[Your instructions]: Copy out the listing that follows exactly, dropping every picture.

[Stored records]
***

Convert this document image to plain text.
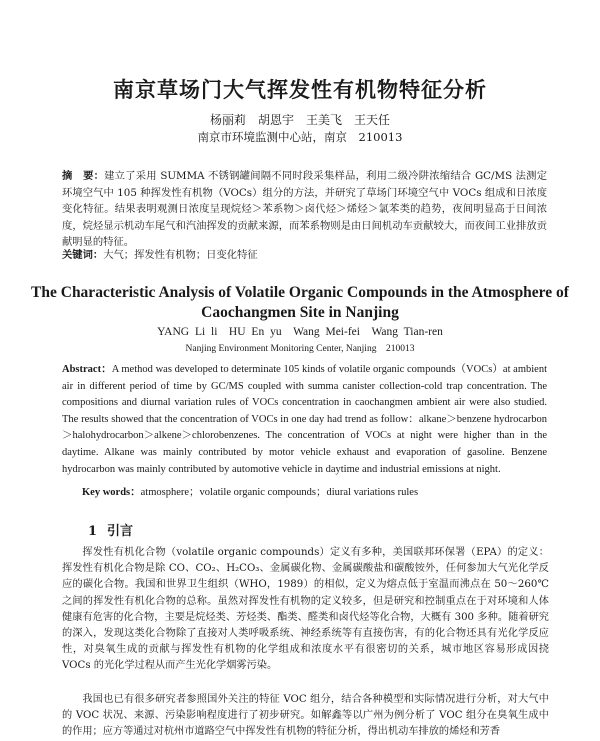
南京草场门大气挥发性有机物特征分析
杨丽莉　胡恩宇　王美飞　王天任
南京市环境监测中心站，南京　210013
摘　要：建立了采用 SUMMA 不锈钢罐间隔不同时段采集样品，利用二级冷阱浓缩结合 GC/MS 法测定环境空气中 105 种挥发性有机物（VOCs）组分的方法，并研究了草场门环境空气中 VOCs 组成和日浓度变化特征。结果表明观测日浓度呈现烷烃＞苯系物＞卤代烃＞烯烃＞氯苯类的趋势，夜间明显高于日间浓度，烷烃显示机动车尾气和汽油挥发的贡献来源，而苯系物则是由日间机动车贡献较大，而夜间工业排放贡献明显的特征。
关键词：大气；挥发性有机物；日变化特征
The Characteristic Analysis of Volatile Organic Compounds in the Atmosphere of Caochangmen Site in Nanjing
YANG Li li　HU En yu　Wang Mei-fei　Wang Tian-ren
Nanjing Environment Monitoring Center, Nanjing　210013
Abstract：A method was developed to determinate 105 kinds of volatile organic compounds（VOCs）at ambient air in different period of time by GC/MS coupled with summa canister collection-cold trap concentration. The compositions and diurnal variation rules of VOCs concentration in caochangmen ambient air were also studied. The results showed that the concentration of VOCs in one day had trend as follow：alkane＞benzene hydrocarbon＞halohydrocarbon＞alkene＞chlorobenzenes. The concentration of VOCs at night were higher than in the daytime. Alkane was mainly contributed by motor vehicle exhaust and evaporation of gasoline. Benzene hydrocarbon was mainly contributed by automotive vehicle in daytime and industrial emissions at night.
Key words：atmosphere；volatile organic compounds；diural variations rules
1 引言
挥发性有机化合物（volatile organic compounds）定义有多种，美国联邦环保署（EPA）的定义：挥发性有机化合物是除 CO、CO₂、H₂CO₃、金属碳化物、金属碳酸盐和碳酸铵外，任何参加大气光化学反应的碳化合物。我国和世界卫生组织（WHO，1989）的相似，定义为熔点低于室温而沸点在 50～260℃之间的挥发性有机化合物的总称。虽然对挥发性有机物的定义较多，但是研究和控制重点在于对环境和人体健康有危害的化合物，主要是烷烃类、芳烃类、酯类、醛类和卤代烃等化合物，大概有 300 多种。随着研究的深入，发现这类化合物除了直接对人类呼吸系统、神经系统等有直接伤害，有的化合物还具有光化学反应性，对臭氧生成的贡献与挥发性有机物的化学组成和浓度水平有很密切的关系，城市地区容易形成因挠 VOCs 的光化学过程从而产生光化学烟雾污染。
我国也已有很多研究者参照国外关注的特征 VOC 组分，结合各种模型和实际情况进行分析，对大气中的 VOC 状况、来源、污染影响程度进行了初步研究。如解鑫等以广州为例分析了 VOC 组分在臭氧生成中的作用；应方等通过对杭州市道路空气中挥发性有机物的特征分析，得出机动车排放的烯烃和芳香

***

[Task solution]:
Convert this document image to plain text.
南京草场门大气挥发性有机物特征分析
杨丽莉　胡恩宇　王美飞　王天任
南京市环境监测中心站，南京　210013
摘　要：建立了采用 SUMMA 不锈钢罐间隔不同时段采集样品，利用二级冷阱浓缩结合 GC/MS 法测定环境空气中 105 种挥发性有机物（VOCs）组分的方法，并研究了草场门环境空气中 VOCs 组成和日浓度变化特征。结果表明观测日浓度呈现烷烃＞苯系物＞卤代烃＞烯烃＞氯苯类的趋势，夜间明显高于日间浓度，烷烃显示机动车尾气和汽油挥发的贡献来源，而苯系物则是由日间机动车贡献较大，而夜间工业排放贡献明显的特征。
关键词：大气；挥发性有机物；日变化特征
The Characteristic Analysis of Volatile Organic Compounds in the Atmosphere of Caochangmen Site in Nanjing
YANG Li li　HU En yu　Wang Mei-fei　Wang Tian-ren
Nanjing Environment Monitoring Center, Nanjing　210013
Abstract：A method was developed to determinate 105 kinds of volatile organic compounds（VOCs）at ambient air in different period of time by GC/MS coupled with summa canister collection-cold trap concentration. The compositions and diurnal variation rules of VOCs concentration in caochangmen ambient air were also studied. The results showed that the concentration of VOCs in one day had trend as follow：alkane＞benzene hydrocarbon＞halohydrocarbon＞alkene＞chlorobenzenes. The concentration of VOCs at night were higher than in the daytime. Alkane was mainly contributed by motor vehicle exhaust and evaporation of gasoline. Benzene hydrocarbon was mainly contributed by automotive vehicle in daytime and industrial emissions at night.
Key words：atmosphere；volatile organic compounds；diural variations rules
1 引言
挥发性有机化合物（volatile organic compounds）定义有多种，美国联邦环保署（EPA）的定义：挥发性有机化合物是除 CO、CO₂、H₂CO₃、金属碳化物、金属碳酸盐和碳酸铵外，任何参加大气光化学反应的碳化合物。我国和世界卫生组织（WHO，1989）的相似，定义为熔点低于室温而沸点在 50～260℃之间的挥发性有机化合物的总称。虽然对挥发性有机物的定义较多，但是研究和控制重点在于对环境和人体健康有危害的化合物，主要是烷烃类、芳烃类、酯类、醛类和卤代烃等化合物，大概有 300 多种。随着研究的深入，发现这类化合物除了直接对人类呼吸系统、神经系统等有直接伤害，有的化合物还具有光化学反应性，对臭氧生成的贡献与挥发性有机物的化学组成和浓度水平有很密切的关系，城市地区容易形成因挠 VOCs 的光化学过程从而产生光化学烟雾污染。
我国也已有很多研究者参照国外关注的特征 VOC 组分，结合各种模型和实际情况进行分析，对大气中的 VOC 状况、来源、污染影响程度进行了初步研究。如解鑫等以广州为例分析了 VOC 组分在臭氧生成中的作用；应方等通过对杭州市道路空气中挥发性有机物的特征分析，得出机动车排放的烯烃和芳香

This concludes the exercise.